Can you copy out the data exactly? Leave the images out.

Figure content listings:
____________________

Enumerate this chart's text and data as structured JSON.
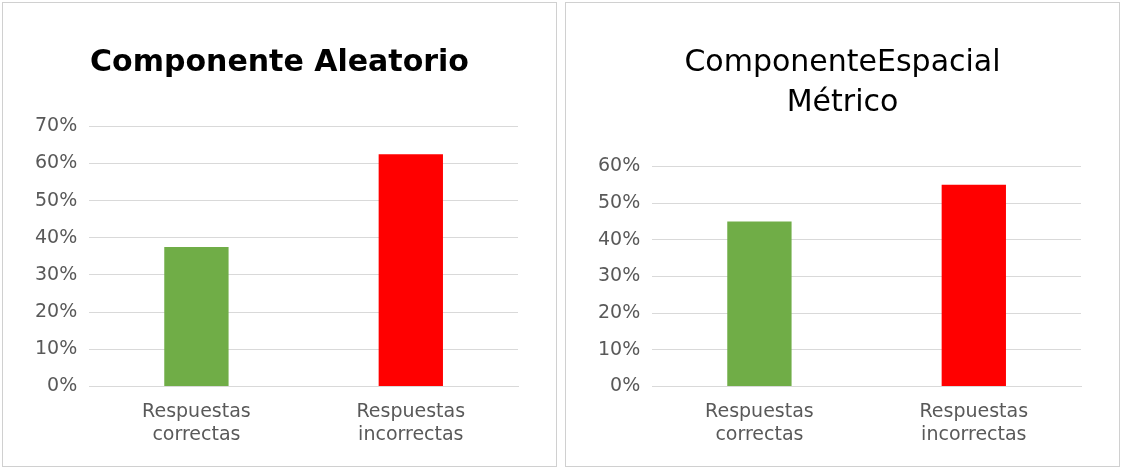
{
  "chart_data": [
    {
      "type": "bar",
      "title": "Componente Aleatorio",
      "categories": [
        "Respuestas correctas",
        "Respuestas incorrectas"
      ],
      "values": [
        37.5,
        62.5
      ],
      "colors": [
        "#70ad47",
        "#ff0000"
      ],
      "ylim": [
        0,
        70
      ],
      "yticks": [
        {
          "value": 0,
          "label": "0%"
        },
        {
          "value": 10,
          "label": "10%"
        },
        {
          "value": 20,
          "label": "20%"
        },
        {
          "value": 30,
          "label": "30%"
        },
        {
          "value": 40,
          "label": "40%"
        },
        {
          "value": 50,
          "label": "50%"
        },
        {
          "value": 60,
          "label": "60%"
        },
        {
          "value": 70,
          "label": "70%"
        }
      ],
      "grid": "y"
    },
    {
      "type": "bar",
      "title": "ComponenteEspacial Métrico",
      "categories": [
        "Respuestas correctas",
        "Respuestas incorrectas"
      ],
      "values": [
        45,
        55
      ],
      "colors": [
        "#70ad47",
        "#ff0000"
      ],
      "ylim": [
        0,
        60
      ],
      "yticks": [
        {
          "value": 0,
          "label": "0%"
        },
        {
          "value": 10,
          "label": "10%"
        },
        {
          "value": 20,
          "label": "20%"
        },
        {
          "value": 30,
          "label": "30%"
        },
        {
          "value": 40,
          "label": "40%"
        },
        {
          "value": 50,
          "label": "50%"
        },
        {
          "value": 60,
          "label": "60%"
        }
      ],
      "grid": "y"
    }
  ]
}
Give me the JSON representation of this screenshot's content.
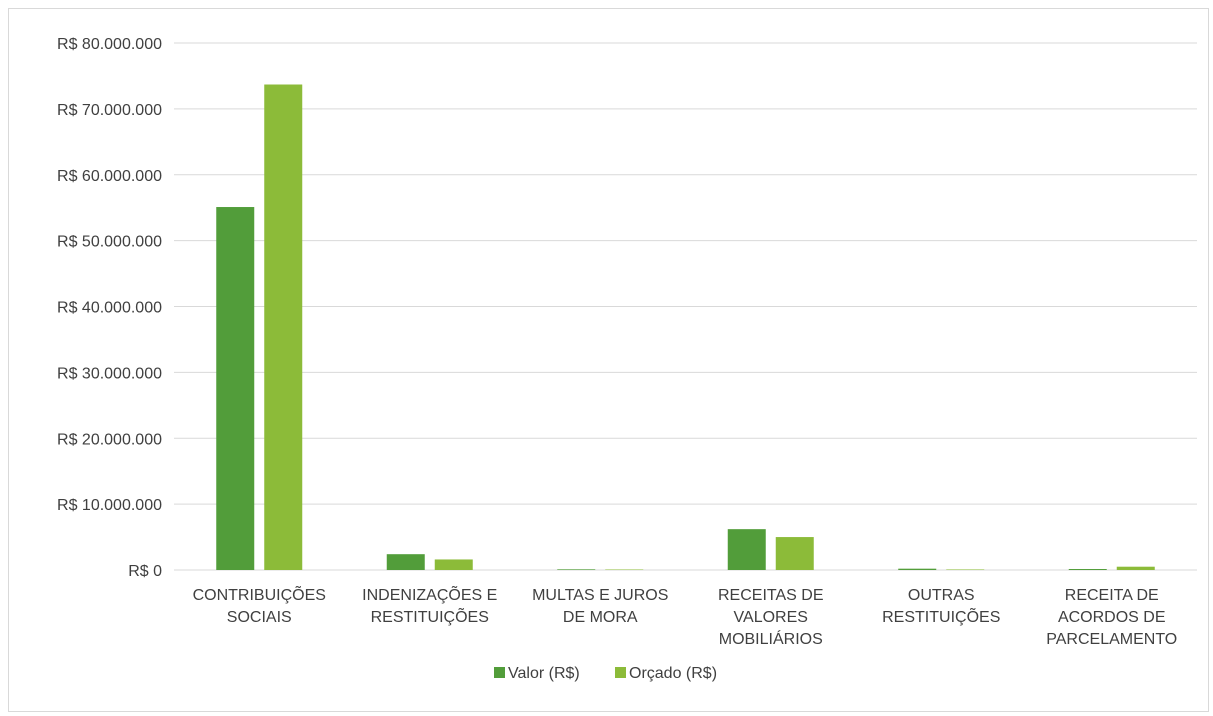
{
  "chart_data": {
    "type": "bar",
    "title": "",
    "xlabel": "",
    "ylabel": "",
    "ylim": [
      0,
      80000000
    ],
    "y_tick_step": 10000000,
    "y_ticks": [
      "R$ 0",
      "R$ 10.000.000",
      "R$ 20.000.000",
      "R$ 30.000.000",
      "R$ 40.000.000",
      "R$ 50.000.000",
      "R$ 60.000.000",
      "R$ 70.000.000",
      "R$ 80.000.000"
    ],
    "grid": true,
    "legend_position": "bottom",
    "categories": [
      [
        "CONTRIBUIÇÕES",
        "SOCIAIS"
      ],
      [
        "INDENIZAÇÕES E",
        "RESTITUIÇÕES"
      ],
      [
        "MULTAS E JUROS",
        "DE MORA"
      ],
      [
        "RECEITAS DE",
        "VALORES",
        "MOBILIÁRIOS"
      ],
      [
        "OUTRAS",
        "RESTITUIÇÕES"
      ],
      [
        "RECEITA DE",
        "ACORDOS DE",
        "PARCELAMENTO"
      ]
    ],
    "series": [
      {
        "name": "Valor (R$)",
        "color": "#529d3a",
        "values": [
          55100000,
          2400000,
          100000,
          6200000,
          200000,
          150000
        ]
      },
      {
        "name": "Orçado (R$)",
        "color": "#8cbb39",
        "values": [
          73700000,
          1600000,
          50000,
          5000000,
          80000,
          500000
        ]
      }
    ]
  }
}
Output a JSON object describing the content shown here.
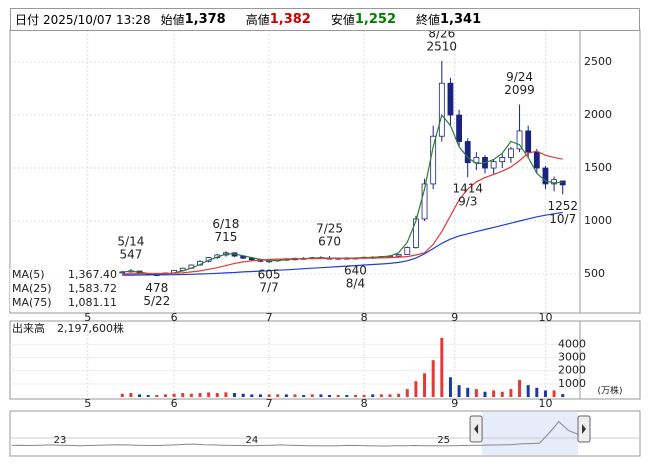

____________________

- Answer below
Enumerate this chart's text and data as structured JSON.
{
  "chart_data": [
    {
      "type": "bar",
      "title": "Componente Aleatorio",
      "categories": [
        "Respuestas correctas",
        "Respuestas incorrectas"
      ],
      "values": [
        37.5,
        62.5
      ],
      "colors": [
        "#70ad47",
        "#ff0000"
      ],
      "ylim": [
        0,
        70
      ],
      "yticks": [
        {
          "value": 0,
          "label": "0%"
        },
        {
          "value": 10,
          "label": "10%"
        },
        {
          "value": 20,
          "label": "20%"
        },
        {
          "value": 30,
          "label": "30%"
        },
        {
          "value": 40,
          "label": "40%"
        },
        {
          "value": 50,
          "label": "50%"
        },
        {
          "value": 60,
          "label": "60%"
        },
        {
          "value": 70,
          "label": "70%"
        }
      ],
      "grid": "y"
    },
    {
      "type": "bar",
      "title": "ComponenteEspacial Métrico",
      "categories": [
        "Respuestas correctas",
        "Respuestas incorrectas"
      ],
      "values": [
        45,
        55
      ],
      "colors": [
        "#70ad47",
        "#ff0000"
      ],
      "ylim": [
        0,
        60
      ],
      "yticks": [
        {
          "value": 0,
          "label": "0%"
        },
        {
          "value": 10,
          "label": "10%"
        },
        {
          "value": 20,
          "label": "20%"
        },
        {
          "value": 30,
          "label": "30%"
        },
        {
          "value": 40,
          "label": "40%"
        },
        {
          "value": 50,
          "label": "50%"
        },
        {
          "value": 60,
          "label": "60%"
        }
      ],
      "grid": "y"
    }
  ]
}
Give me the JSON representation of this screenshot's content.
{
  "chart_data": {
    "type": "bar",
    "title": "",
    "xlabel": "",
    "ylabel": "",
    "ylim": [
      0,
      80000000
    ],
    "y_tick_step": 10000000,
    "y_ticks": [
      "R$ 0",
      "R$ 10.000.000",
      "R$ 20.000.000",
      "R$ 30.000.000",
      "R$ 40.000.000",
      "R$ 50.000.000",
      "R$ 60.000.000",
      "R$ 70.000.000",
      "R$ 80.000.000"
    ],
    "grid": true,
    "legend_position": "bottom",
    "categories": [
      [
        "CONTRIBUIÇÕES",
        "SOCIAIS"
      ],
      [
        "INDENIZAÇÕES E",
        "RESTITUIÇÕES"
      ],
      [
        "MULTAS E JUROS",
        "DE MORA"
      ],
      [
        "RECEITAS DE",
        "VALORES",
        "MOBILIÁRIOS"
      ],
      [
        "OUTRAS",
        "RESTITUIÇÕES"
      ],
      [
        "RECEITA DE",
        "ACORDOS DE",
        "PARCELAMENTO"
      ]
    ],
    "series": [
      {
        "name": "Valor (R$)",
        "color": "#529d3a",
        "values": [
          55100000,
          2400000,
          100000,
          6200000,
          200000,
          150000
        ]
      },
      {
        "name": "Orçado (R$)",
        "color": "#8cbb39",
        "values": [
          73700000,
          1600000,
          50000,
          5000000,
          80000,
          500000
        ]
      }
    ]
  }
}
Output a JSON object describing the content shown here.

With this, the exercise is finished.